Exercise input:

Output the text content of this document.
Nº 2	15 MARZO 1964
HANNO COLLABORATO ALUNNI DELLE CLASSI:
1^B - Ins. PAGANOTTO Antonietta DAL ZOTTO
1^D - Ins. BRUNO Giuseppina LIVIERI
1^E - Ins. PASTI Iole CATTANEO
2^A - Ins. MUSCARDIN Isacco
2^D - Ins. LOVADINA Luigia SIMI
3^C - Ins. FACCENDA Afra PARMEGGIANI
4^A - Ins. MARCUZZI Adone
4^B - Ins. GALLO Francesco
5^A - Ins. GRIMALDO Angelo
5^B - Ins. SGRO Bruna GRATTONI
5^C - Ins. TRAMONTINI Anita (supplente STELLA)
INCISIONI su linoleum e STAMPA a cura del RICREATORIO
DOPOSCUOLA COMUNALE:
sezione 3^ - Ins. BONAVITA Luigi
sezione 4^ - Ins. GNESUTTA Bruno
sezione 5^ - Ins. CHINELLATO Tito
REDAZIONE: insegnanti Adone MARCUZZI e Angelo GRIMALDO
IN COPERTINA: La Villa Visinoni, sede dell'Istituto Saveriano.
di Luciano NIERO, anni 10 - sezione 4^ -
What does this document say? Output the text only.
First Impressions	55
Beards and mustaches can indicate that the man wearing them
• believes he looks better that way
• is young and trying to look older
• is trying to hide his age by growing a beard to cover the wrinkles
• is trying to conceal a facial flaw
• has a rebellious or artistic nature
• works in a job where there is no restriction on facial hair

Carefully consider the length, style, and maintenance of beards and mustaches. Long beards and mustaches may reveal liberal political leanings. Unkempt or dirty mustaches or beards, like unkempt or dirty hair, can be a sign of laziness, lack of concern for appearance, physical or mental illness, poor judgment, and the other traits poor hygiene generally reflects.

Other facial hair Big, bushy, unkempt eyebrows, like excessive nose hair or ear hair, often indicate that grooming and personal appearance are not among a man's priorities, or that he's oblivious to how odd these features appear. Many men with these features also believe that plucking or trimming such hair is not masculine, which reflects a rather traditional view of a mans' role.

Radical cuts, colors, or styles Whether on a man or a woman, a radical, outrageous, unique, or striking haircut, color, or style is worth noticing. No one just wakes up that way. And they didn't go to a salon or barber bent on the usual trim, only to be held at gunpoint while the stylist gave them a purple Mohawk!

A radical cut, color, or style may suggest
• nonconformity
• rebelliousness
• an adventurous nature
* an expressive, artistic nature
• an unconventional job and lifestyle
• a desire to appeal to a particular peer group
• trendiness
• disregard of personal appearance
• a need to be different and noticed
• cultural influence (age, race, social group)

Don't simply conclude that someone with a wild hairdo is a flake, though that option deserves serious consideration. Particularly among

The problem:
The records above must be repeated exactly, every one of them.

The completed task:
Output the text content of this document.
Nº 2	15 MARZO 1964
HANNO COLLABORATO ALUNNI DELLE CLASSI:
1^B - Ins. PAGANOTTO Antonietta DAL ZOTTO
1^D - Ins. BRUNO Giuseppina LIVIERI
1^E - Ins. PASTI Iole CATTANEO
2^A - Ins. MUSCARDIN Isacco
2^D - Ins. LOVADINA Luigia SIMI
3^C - Ins. FACCENDA Afra PARMEGGIANI
4^A - Ins. MARCUZZI Adone
4^B - Ins. GALLO Francesco
5^A - Ins. GRIMALDO Angelo
5^B - Ins. SGRO Bruna GRATTONI
5^C - Ins. TRAMONTINI Anita (supplente STELLA)
INCISIONI su linoleum e STAMPA a cura del RICREATORIO
DOPOSCUOLA COMUNALE:
sezione 3^ - Ins. BONAVITA Luigi
sezione 4^ - Ins. GNESUTTA Bruno
sezione 5^ - Ins. CHINELLATO Tito
REDAZIONE: insegnanti Adone MARCUZZI e Angelo GRIMALDO
IN COPERTINA: La Villa Visinoni, sede dell'Istituto Saveriano.
di Luciano NIERO, anni 10 - sezione 4^ -
What does this document say? Output the text only.
First Impressions	55
Beards and mustaches can indicate that the man wearing them
• believes he looks better that way
• is young and trying to look older
• is trying to hide his age by growing a beard to cover the wrinkles
• is trying to conceal a facial flaw
• has a rebellious or artistic nature
• works in a job where there is no restriction on facial hair

Carefully consider the length, style, and maintenance of beards and mustaches. Long beards and mustaches may reveal liberal political leanings. Unkempt or dirty mustaches or beards, like unkempt or dirty hair, can be a sign of laziness, lack of concern for appearance, physical or mental illness, poor judgment, and the other traits poor hygiene generally reflects.

Other facial hair Big, bushy, unkempt eyebrows, like excessive nose hair or ear hair, often indicate that grooming and personal appearance are not among a man's priorities, or that he's oblivious to how odd these features appear. Many men with these features also believe that plucking or trimming such hair is not masculine, which reflects a rather traditional view of a mans' role.

Radical cuts, colors, or styles Whether on a man or a woman, a radical, outrageous, unique, or striking haircut, color, or style is worth noticing. No one just wakes up that way. And they didn't go to a salon or barber bent on the usual trim, only to be held at gunpoint while the stylist gave them a purple Mohawk!

A radical cut, color, or style may suggest
• nonconformity
• rebelliousness
• an adventurous nature
* an expressive, artistic nature
• an unconventional job and lifestyle
• a desire to appeal to a particular peer group
• trendiness
• disregard of personal appearance
• a need to be different and noticed
• cultural influence (age, race, social group)

Don't simply conclude that someone with a wild hairdo is a flake, though that option deserves serious consideration. Particularly among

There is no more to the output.